Top of EXERCISE DATA

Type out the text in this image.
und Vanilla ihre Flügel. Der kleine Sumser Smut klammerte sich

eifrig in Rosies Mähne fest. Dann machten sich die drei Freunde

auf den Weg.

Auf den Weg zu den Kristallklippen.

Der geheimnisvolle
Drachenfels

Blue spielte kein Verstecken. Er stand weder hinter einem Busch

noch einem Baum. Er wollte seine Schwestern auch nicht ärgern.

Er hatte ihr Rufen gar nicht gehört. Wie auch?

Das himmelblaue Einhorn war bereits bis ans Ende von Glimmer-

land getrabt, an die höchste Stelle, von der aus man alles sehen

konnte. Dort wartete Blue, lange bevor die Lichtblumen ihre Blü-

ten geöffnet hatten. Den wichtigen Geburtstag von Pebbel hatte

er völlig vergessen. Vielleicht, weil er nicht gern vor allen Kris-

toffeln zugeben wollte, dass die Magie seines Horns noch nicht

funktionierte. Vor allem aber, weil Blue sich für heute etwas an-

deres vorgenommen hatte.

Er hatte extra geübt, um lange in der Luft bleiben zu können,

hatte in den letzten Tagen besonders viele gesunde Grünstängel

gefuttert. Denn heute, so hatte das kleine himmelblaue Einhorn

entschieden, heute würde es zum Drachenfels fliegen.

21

Bottom of EXERCISE DATA

■ TO DO: Exact transcription of the records is all that is wanted.

■ EXERCISE RESULT:
Type out the text in this image.
und Vanilla ihre Flügel. Der kleine Sumser Smut klammerte sich

eifrig in Rosies Mähne fest. Dann machten sich die drei Freunde

auf den Weg.

Auf den Weg zu den Kristallklippen.

Der geheimnisvolle
Drachenfels

Blue spielte kein Verstecken. Er stand weder hinter einem Busch

noch einem Baum. Er wollte seine Schwestern auch nicht ärgern.

Er hatte ihr Rufen gar nicht gehört. Wie auch?

Das himmelblaue Einhorn war bereits bis ans Ende von Glimmer-

land getrabt, an die höchste Stelle, von der aus man alles sehen

konnte. Dort wartete Blue, lange bevor die Lichtblumen ihre Blü-

ten geöffnet hatten. Den wichtigen Geburtstag von Pebbel hatte

er völlig vergessen. Vielleicht, weil er nicht gern vor allen Kris-

toffeln zugeben wollte, dass die Magie seines Horns noch nicht

funktionierte. Vor allem aber, weil Blue sich für heute etwas an-

deres vorgenommen hatte.

Er hatte extra geübt, um lange in der Luft bleiben zu können,

hatte in den letzten Tagen besonders viele gesunde Grünstängel

gefuttert. Denn heute, so hatte das kleine himmelblaue Einhorn

entschieden, heute würde es zum Drachenfels fliegen.

21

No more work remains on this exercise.